■ **Vorliegender Text**:
__________________________________________________

Der akademische Antisemitismus, der Antisemitismus, der an Hochschulen, von den Institutionen selber, von Studenten, Dozenten und verschiedenen Gruppen ausgeht und praktiziert wird, ist nicht neu. Es gab ihn früher schon, und es gibt ihn heute noch – aber etwas hat sich grundlegend verändert. In den USA wird darüber berichtet, insbesondere von Organisationen, die den Antisemitismus aufdecken und bekämpfen, wie der ADL. Über die Ursachen liest man weniger, deshalb soll hier eine These über die Ursachen des neuen Antisemitismus im akademischen Umfeld vorgestellt werden.
Der akademische Antisemitismus war im 19. Jh. bis Mitte des 20. Jh. besonders in nicht-liberalen Staaten an den Hochschulen präsent, zugleich war er aber in diesem Umfeld weniger manifest als im jeweiligen Bevölkerungsdurchschnitt. Er war z. B. bei deutschen Burschenschaften, Studentenverbindungen etc. virulent; vom Exodus der jüdischen Intelligenz an deutschen Hochschulen bei Machtübernahme des Nationalsozialismus ganz zu schweigen, die im Übrigen die Hochschullandschaft in Deutschland bis heute nachhaltig beschädigte. Es gab darüber hinaus in verschiedenen Ländern Quoten für Juden, um ihre Anzahl an den Unis möglichst gering zu halten, sogar in den USA. In anderen Ländern durften sie überhaupt nicht studieren oder ihre akademischen Karrieren wurden systematisch behindert. Der deutsche Privatdozent wurde dereinst speziell für die Juden geschaffen, um sie von den Lehrstühlen fern zu halten. Gesellschaft und Staat wollten in ihren höchsten Bildungsinstitutionen, die für Führungspositionen ausbildeten, möglichst keine Juden sehen. Die Beispiele sind mannigfaltig und in ihrer Vielfalt hier nicht von Belang. Festzuhalten ist lediglich, dass dieser Antisemitismus vom gesellschaftlichen Umfeld, in dem er manifester war als heute, in das akademische Milieu ausstrahlte und sogar staatlich gefördert und unterstützt wurde.

__________________________________________________

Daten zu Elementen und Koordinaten

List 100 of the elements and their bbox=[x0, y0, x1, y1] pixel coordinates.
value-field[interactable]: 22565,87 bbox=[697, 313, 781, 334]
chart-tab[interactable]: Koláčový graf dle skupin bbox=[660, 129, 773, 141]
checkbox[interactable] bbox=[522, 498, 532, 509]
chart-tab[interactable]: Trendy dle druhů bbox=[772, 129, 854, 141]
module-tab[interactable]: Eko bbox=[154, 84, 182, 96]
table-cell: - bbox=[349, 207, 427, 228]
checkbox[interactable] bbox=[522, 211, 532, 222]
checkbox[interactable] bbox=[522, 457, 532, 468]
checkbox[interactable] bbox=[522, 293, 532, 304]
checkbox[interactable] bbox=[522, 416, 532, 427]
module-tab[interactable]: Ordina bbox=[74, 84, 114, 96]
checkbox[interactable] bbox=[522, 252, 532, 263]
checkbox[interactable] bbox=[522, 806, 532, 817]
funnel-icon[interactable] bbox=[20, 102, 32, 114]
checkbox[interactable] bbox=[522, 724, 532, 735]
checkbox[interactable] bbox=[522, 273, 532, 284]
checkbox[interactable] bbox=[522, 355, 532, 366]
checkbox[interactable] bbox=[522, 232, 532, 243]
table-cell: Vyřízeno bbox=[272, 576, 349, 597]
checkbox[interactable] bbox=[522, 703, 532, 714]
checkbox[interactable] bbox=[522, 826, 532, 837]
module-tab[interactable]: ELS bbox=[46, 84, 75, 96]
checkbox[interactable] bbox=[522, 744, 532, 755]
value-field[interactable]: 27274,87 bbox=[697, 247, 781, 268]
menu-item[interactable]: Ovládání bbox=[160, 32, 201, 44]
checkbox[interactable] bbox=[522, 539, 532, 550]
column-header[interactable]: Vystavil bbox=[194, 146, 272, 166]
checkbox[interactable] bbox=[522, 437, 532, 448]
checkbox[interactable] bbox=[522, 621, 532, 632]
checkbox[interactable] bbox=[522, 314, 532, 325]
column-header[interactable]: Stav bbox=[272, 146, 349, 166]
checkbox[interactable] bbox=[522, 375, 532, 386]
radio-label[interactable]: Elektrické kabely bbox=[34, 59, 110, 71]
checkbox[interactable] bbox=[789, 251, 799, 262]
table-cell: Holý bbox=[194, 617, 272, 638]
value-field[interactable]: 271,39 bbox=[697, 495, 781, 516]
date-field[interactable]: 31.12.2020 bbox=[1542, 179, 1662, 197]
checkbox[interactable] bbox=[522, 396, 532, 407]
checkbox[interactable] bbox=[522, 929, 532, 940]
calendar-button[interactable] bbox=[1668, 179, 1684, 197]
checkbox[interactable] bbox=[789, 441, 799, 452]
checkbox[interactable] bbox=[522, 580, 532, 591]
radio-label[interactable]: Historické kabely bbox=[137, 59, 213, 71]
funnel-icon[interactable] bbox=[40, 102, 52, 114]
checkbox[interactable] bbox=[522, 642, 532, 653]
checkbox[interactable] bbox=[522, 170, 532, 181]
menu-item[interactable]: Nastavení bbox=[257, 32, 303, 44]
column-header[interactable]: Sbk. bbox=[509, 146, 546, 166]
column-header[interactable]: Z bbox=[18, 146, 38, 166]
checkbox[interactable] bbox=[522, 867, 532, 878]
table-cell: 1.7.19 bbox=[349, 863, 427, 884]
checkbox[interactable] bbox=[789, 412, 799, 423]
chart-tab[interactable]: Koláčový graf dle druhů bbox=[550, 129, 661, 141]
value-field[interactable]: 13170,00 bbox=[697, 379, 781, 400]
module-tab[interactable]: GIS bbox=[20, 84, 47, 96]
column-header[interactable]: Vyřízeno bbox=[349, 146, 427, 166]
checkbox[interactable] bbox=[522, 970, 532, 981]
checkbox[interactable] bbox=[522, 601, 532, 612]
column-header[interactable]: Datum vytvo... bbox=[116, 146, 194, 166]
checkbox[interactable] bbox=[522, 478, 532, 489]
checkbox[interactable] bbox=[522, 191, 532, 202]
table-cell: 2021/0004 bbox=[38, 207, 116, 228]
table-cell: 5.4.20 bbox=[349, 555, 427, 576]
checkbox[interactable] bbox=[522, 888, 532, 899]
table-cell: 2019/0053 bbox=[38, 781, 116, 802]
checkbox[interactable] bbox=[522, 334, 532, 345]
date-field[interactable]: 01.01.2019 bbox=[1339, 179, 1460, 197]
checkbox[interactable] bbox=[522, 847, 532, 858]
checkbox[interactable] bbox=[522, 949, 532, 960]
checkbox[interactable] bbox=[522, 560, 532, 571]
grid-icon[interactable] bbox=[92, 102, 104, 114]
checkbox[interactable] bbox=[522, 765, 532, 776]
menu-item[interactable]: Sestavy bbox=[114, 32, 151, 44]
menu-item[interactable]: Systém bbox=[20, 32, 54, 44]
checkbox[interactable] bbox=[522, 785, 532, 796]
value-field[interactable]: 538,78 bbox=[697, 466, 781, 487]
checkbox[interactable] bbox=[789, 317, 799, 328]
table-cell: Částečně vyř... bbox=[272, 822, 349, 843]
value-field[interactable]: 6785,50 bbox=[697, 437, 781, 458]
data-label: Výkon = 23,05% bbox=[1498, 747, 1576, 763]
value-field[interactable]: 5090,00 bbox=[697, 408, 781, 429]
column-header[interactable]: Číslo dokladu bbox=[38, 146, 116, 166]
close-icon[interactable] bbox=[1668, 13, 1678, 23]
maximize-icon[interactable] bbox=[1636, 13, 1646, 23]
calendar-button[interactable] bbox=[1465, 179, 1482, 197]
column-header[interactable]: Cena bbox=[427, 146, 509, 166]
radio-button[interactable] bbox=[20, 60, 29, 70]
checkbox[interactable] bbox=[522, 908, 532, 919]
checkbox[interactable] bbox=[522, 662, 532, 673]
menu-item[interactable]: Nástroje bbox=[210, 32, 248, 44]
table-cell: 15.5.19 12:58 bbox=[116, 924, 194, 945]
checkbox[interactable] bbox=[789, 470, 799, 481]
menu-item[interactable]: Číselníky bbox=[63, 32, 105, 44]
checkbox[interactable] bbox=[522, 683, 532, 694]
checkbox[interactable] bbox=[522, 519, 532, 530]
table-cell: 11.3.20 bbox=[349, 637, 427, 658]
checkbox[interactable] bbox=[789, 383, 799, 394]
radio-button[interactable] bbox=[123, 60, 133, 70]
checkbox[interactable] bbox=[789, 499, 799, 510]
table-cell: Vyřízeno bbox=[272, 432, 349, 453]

__________________________________________________

■ **Gestellte Aufgabe**:
Prüfe, ob die Aussagen (a), (b) und (c) mit dem Text über akademischen Antisemitismus übereinstimmen. Antworte bei jeder mit Ja oder Nein und zitiere wörtlich die Stelle aus dem Text, die das entscheidet.
(a) Quoten für Juden an Universitäten gab es auch in den USA.
(b) An den Hochschulen war der Antisemitismus stärker ausgeprägt als im Durchschnitt der Bevölkerung.
(c) Der deutsche Privatdozent wurde eigens für Juden geschaffen.

■ **Erledigte Aufgabe**:
(a) Ja: „Es gab darüber hinaus in verschiedenen Ländern Quoten für Juden, um ihre Anzahl an den Unis möglichst gering zu halten, sogar in den USA.“
(b) Nein: „zugleich war er aber in diesem Umfeld weniger manifest als im jeweiligen Bevölkerungsdurchschnitt.“
(c) Ja: „Der deutsche Privatdozent wurde dereinst speziell für die Juden geschaffen, um sie von den Lehrstühlen fern zu halten.“